- Exercise requirements -
How many of these lines hold the string "will"? Answer with the number only.

- Stored records -
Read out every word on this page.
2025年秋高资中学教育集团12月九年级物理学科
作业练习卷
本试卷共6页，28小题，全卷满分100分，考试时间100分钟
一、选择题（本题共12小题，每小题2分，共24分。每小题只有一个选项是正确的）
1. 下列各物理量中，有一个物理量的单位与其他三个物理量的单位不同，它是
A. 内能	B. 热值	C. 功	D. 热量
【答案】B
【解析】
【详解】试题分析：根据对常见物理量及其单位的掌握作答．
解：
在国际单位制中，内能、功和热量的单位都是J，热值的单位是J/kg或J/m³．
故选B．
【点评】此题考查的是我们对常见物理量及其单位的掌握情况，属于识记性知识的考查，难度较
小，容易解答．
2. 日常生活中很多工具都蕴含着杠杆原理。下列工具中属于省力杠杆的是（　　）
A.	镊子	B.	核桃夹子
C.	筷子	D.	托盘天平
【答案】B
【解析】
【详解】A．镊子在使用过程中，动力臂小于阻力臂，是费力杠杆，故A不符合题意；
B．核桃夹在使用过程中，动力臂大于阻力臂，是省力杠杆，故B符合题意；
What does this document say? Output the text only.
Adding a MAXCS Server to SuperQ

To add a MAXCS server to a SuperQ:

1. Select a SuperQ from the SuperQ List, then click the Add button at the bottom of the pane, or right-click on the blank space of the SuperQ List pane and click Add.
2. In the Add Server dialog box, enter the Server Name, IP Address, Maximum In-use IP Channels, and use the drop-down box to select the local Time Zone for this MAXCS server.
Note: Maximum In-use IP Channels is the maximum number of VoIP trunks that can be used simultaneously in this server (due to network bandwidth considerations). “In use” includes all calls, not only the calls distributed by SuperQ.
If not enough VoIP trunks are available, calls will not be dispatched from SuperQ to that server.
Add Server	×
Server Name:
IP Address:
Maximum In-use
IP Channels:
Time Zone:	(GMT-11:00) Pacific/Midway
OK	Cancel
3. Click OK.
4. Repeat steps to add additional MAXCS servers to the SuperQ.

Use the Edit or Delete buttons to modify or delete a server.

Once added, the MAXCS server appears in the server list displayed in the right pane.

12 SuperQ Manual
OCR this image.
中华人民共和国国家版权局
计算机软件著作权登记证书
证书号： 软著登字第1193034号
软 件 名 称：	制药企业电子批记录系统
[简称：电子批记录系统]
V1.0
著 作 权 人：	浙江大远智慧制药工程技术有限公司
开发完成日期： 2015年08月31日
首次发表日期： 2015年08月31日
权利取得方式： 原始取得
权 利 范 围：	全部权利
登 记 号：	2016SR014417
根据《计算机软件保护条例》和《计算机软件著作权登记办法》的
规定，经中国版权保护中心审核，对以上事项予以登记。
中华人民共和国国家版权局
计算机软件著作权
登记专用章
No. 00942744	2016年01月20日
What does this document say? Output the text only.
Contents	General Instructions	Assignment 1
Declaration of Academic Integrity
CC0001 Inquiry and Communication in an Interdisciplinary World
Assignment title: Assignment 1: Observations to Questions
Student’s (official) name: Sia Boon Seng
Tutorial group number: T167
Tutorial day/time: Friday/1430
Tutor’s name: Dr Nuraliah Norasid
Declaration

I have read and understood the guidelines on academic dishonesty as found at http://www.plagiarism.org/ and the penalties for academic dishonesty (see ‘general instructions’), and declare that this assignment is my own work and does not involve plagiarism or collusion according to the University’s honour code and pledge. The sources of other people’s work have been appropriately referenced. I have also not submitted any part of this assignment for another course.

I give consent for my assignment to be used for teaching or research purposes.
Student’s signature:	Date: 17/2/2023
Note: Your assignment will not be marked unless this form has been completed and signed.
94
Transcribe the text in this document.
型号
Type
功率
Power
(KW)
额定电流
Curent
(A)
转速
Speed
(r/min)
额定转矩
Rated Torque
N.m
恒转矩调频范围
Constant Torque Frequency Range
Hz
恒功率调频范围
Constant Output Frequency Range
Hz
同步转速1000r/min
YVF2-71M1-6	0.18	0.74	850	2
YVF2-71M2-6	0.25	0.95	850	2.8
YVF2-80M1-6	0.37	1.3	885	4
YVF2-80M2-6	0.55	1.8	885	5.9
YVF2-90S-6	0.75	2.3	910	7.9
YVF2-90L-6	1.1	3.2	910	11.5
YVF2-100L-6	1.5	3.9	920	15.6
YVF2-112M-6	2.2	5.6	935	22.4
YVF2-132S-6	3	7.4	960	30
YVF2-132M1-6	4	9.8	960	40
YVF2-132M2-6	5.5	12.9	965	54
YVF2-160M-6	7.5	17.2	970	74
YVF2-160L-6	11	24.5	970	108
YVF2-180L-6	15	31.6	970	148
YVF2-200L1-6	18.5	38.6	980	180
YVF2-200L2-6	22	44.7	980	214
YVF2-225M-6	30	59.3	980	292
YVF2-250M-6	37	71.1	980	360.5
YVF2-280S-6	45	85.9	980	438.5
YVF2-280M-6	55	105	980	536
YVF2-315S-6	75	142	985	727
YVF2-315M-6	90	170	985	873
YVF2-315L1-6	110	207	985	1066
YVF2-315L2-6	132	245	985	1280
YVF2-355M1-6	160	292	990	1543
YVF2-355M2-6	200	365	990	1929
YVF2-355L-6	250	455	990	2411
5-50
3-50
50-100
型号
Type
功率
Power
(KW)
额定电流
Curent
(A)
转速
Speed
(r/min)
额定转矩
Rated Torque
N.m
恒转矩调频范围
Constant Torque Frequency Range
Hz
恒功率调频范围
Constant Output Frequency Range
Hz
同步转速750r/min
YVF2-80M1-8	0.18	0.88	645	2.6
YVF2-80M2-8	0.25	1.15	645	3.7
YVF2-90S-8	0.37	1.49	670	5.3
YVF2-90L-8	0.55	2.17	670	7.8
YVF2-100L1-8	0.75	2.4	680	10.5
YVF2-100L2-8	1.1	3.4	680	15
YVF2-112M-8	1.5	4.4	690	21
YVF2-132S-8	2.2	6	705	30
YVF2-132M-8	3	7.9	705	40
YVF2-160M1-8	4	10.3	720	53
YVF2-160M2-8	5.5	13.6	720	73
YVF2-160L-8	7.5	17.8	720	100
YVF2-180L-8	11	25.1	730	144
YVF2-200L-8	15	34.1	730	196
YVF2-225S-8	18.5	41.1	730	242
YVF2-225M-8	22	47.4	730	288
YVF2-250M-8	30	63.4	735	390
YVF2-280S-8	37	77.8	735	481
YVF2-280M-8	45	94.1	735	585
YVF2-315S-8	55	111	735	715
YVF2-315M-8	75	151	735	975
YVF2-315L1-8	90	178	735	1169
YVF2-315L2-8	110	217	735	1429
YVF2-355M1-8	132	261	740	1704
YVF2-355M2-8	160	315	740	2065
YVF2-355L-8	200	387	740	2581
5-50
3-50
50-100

- Task output -
2